BEGIN Data records
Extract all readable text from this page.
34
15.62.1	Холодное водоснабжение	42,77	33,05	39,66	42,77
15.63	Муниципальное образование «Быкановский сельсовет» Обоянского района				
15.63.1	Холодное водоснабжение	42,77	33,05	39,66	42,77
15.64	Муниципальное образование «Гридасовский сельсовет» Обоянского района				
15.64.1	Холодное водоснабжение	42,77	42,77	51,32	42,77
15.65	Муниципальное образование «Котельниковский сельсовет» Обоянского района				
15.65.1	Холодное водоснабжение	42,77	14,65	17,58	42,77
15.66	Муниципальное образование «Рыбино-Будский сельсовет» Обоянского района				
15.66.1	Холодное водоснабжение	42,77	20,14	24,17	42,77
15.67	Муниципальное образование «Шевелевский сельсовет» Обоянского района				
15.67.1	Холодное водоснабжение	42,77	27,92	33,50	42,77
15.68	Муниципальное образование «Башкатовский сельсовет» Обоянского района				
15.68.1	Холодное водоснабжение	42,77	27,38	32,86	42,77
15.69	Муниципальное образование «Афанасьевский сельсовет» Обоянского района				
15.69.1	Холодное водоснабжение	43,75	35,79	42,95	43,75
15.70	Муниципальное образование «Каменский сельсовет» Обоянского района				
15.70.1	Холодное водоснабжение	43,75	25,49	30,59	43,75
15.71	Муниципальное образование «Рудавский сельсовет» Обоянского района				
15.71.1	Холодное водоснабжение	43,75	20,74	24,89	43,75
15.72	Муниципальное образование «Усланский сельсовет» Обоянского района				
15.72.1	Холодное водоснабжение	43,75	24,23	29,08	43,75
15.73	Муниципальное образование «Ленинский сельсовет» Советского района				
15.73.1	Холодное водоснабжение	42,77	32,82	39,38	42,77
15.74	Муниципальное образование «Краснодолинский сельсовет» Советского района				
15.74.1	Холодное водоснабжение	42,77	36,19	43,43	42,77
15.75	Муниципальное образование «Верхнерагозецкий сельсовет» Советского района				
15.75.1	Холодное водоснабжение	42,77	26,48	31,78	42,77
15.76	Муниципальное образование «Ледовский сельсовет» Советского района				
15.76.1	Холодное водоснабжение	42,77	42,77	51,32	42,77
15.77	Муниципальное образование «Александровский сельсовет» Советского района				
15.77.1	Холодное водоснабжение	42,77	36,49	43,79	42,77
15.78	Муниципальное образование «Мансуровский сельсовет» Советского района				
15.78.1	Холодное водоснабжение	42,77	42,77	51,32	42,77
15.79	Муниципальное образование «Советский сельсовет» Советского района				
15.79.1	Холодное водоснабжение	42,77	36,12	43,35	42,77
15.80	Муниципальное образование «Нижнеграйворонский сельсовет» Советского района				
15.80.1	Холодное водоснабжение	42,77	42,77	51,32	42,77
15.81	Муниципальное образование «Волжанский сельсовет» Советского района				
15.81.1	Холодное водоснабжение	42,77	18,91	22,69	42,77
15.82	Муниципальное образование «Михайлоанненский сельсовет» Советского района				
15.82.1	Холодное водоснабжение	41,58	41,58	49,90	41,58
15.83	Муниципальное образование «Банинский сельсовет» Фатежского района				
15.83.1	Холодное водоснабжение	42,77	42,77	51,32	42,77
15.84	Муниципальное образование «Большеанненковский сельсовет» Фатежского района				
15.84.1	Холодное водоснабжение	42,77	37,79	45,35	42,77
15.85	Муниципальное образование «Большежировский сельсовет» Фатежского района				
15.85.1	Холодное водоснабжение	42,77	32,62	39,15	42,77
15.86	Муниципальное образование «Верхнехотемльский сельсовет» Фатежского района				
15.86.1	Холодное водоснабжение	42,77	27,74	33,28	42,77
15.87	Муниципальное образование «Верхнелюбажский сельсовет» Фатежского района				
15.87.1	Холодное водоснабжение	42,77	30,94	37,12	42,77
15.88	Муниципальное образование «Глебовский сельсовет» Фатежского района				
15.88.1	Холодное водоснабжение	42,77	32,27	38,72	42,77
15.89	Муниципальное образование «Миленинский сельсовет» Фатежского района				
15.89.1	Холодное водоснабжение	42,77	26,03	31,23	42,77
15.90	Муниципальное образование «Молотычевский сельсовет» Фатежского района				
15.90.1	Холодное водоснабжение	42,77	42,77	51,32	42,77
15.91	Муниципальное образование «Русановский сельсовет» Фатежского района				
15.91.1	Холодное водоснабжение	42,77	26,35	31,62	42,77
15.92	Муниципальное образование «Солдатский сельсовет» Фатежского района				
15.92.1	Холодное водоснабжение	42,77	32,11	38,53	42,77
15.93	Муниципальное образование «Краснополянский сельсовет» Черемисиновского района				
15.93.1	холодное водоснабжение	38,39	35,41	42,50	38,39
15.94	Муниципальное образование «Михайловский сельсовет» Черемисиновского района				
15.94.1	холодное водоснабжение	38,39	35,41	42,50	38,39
END Data records
# What the exercise asks
Find the word "Черемисиновского" in the entries, and copy every line it shows up in.

# Reply
15.93	Муниципальное образование «Краснополянский сельсовет» Черемисиновского района				
15.94	Муниципальное образование «Михайловский сельсовет» Черемисиновского района				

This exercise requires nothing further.